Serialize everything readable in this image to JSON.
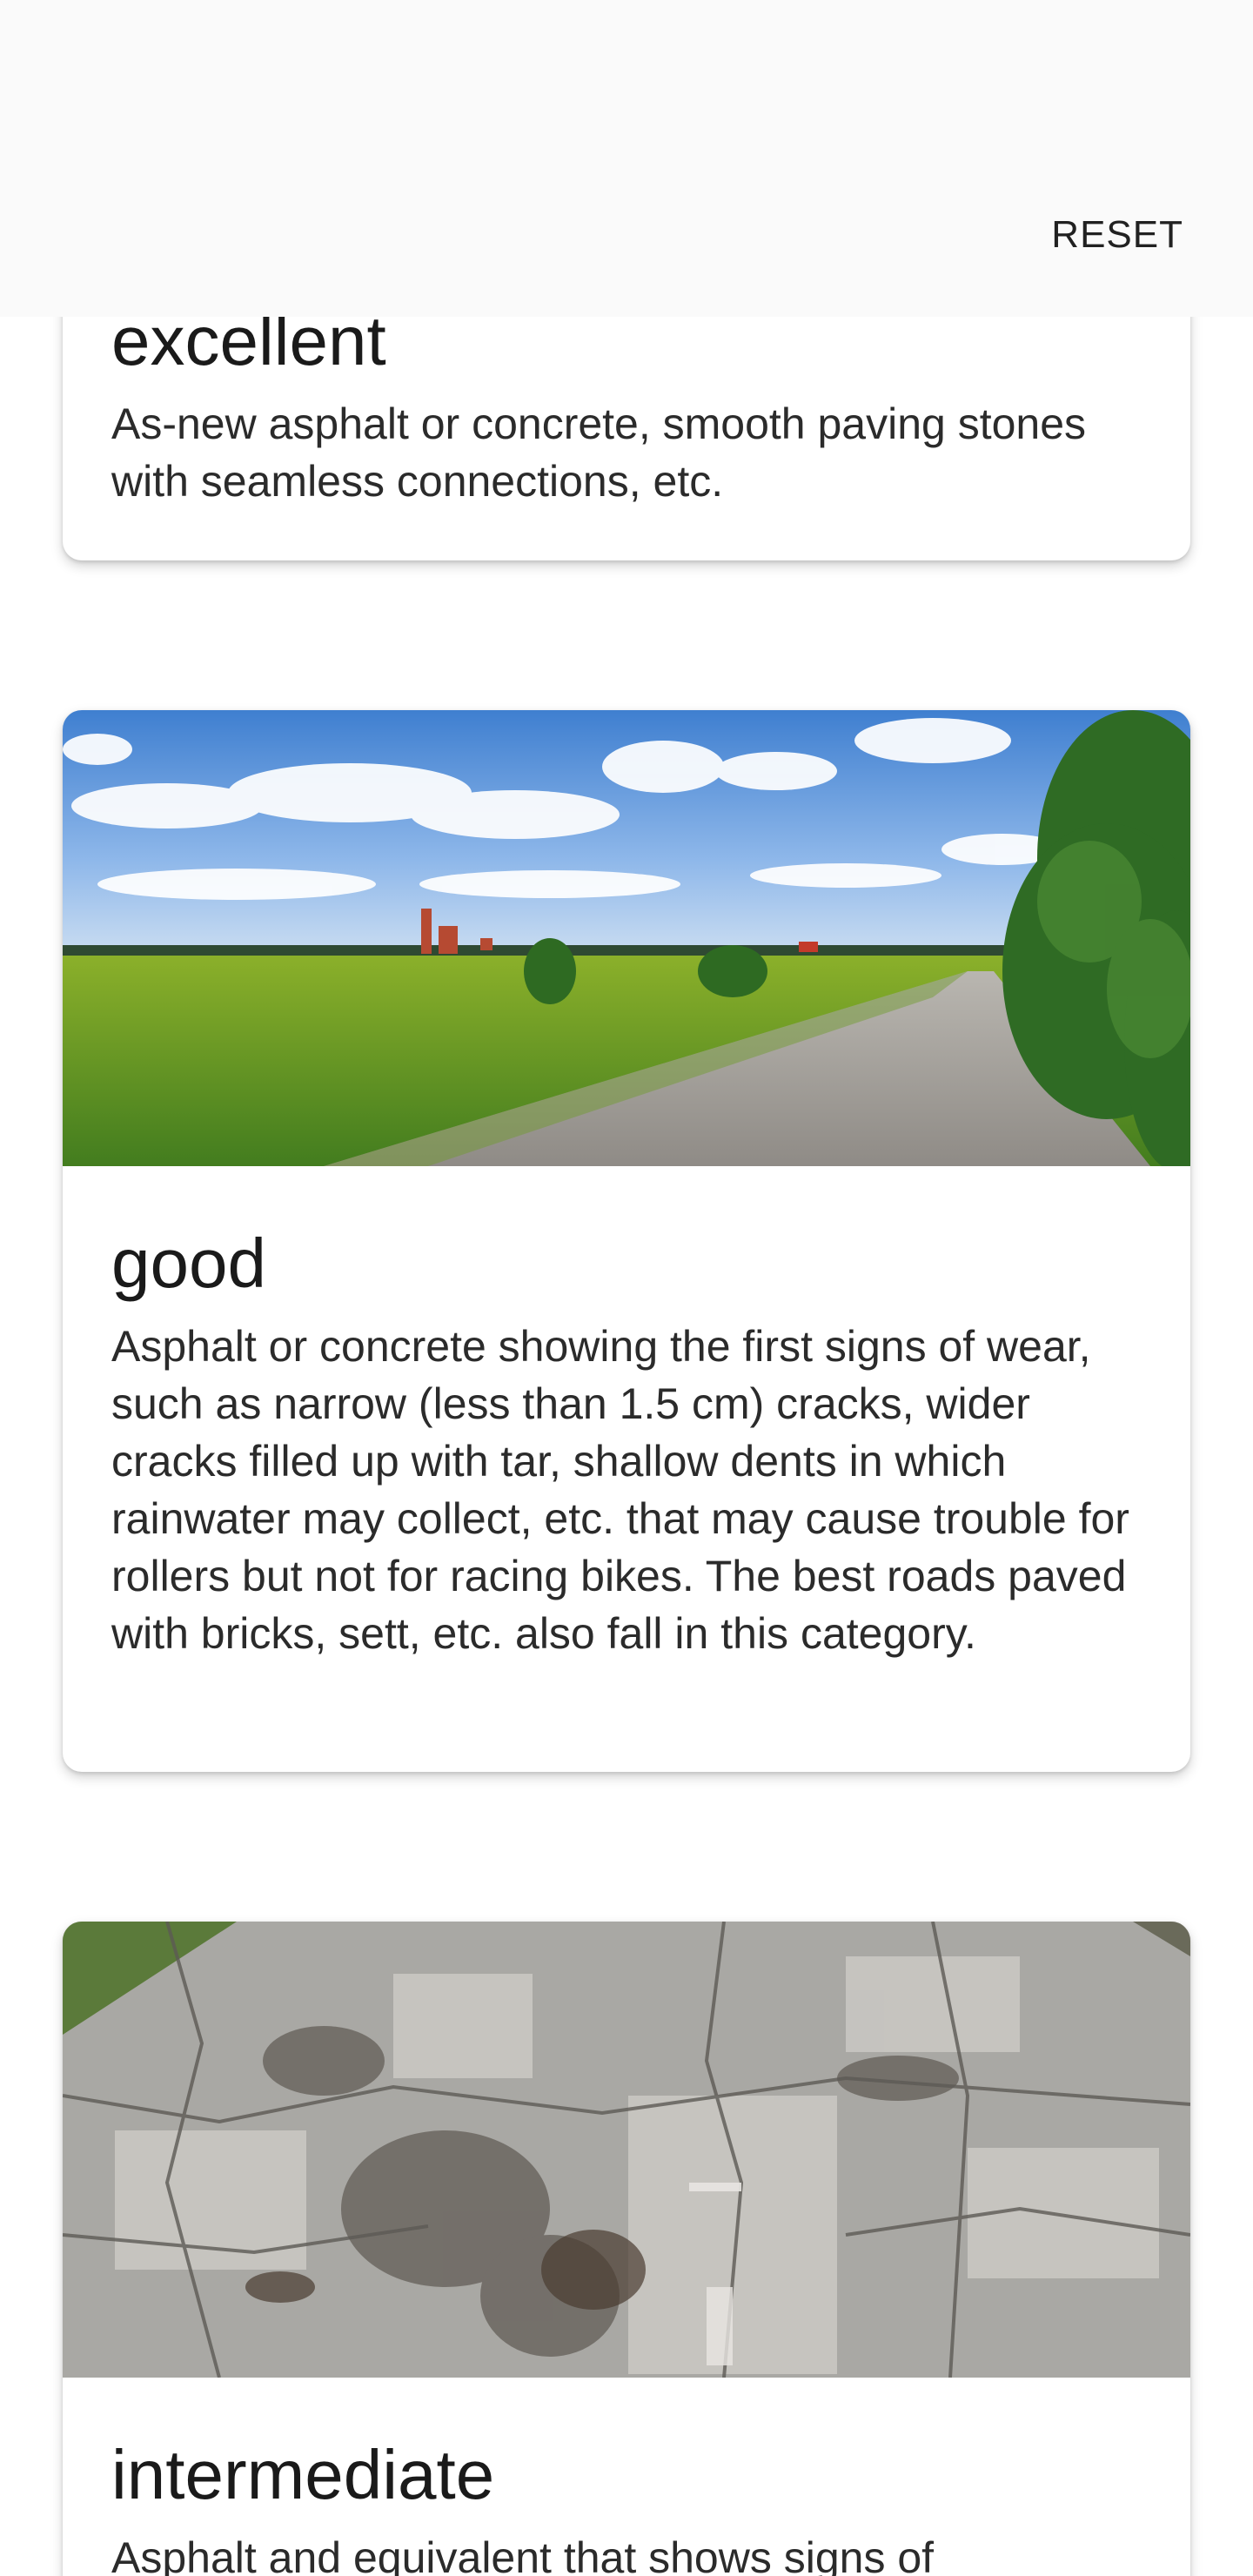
{
  "toolbar": {
    "reset_label": "RESET"
  },
  "cards": [
    {
      "title": "excellent",
      "description": "As-new asphalt or concrete, smooth paving stones with seamless connections, etc."
    },
    {
      "title": "good",
      "description": "Asphalt or concrete showing the first signs of wear, such as narrow (less than 1.5 cm) cracks, wider cracks filled up with tar, shallow dents in which rainwater may collect, etc. that may cause trouble for rollers but not for racing bikes. The best roads paved with bricks, sett, etc. also fall in this category.",
      "image": "road-through-green-field-photo"
    },
    {
      "title": "intermediate",
      "description": "Asphalt and equivalent that shows signs of",
      "image": "cracked-patched-asphalt-road-photo"
    }
  ]
}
--------------------------------
_EXERCISE PROMPT:_ All of the entries above should be duplicated exactly, except for the pictures.

_RESULT OF THE TASK:_
Serialize everything readable in this image to JSON.
{
  "toolbar": {
    "reset_label": "RESET"
  },
  "cards": [
    {
      "title": "excellent",
      "description": "As-new asphalt or concrete, smooth paving stones with seamless connections, etc."
    },
    {
      "title": "good",
      "description": "Asphalt or concrete showing the first signs of wear, such as narrow (less than 1.5 cm) cracks, wider cracks filled up with tar, shallow dents in which rainwater may collect, etc. that may cause trouble for rollers but not for racing bikes. The best roads paved with bricks, sett, etc. also fall in this category.",
      "image": "road-through-green-field-photo"
    },
    {
      "title": "intermediate",
      "description": "Asphalt and equivalent that shows signs of",
      "image": "cracked-patched-asphalt-road-photo"
    }
  ]
}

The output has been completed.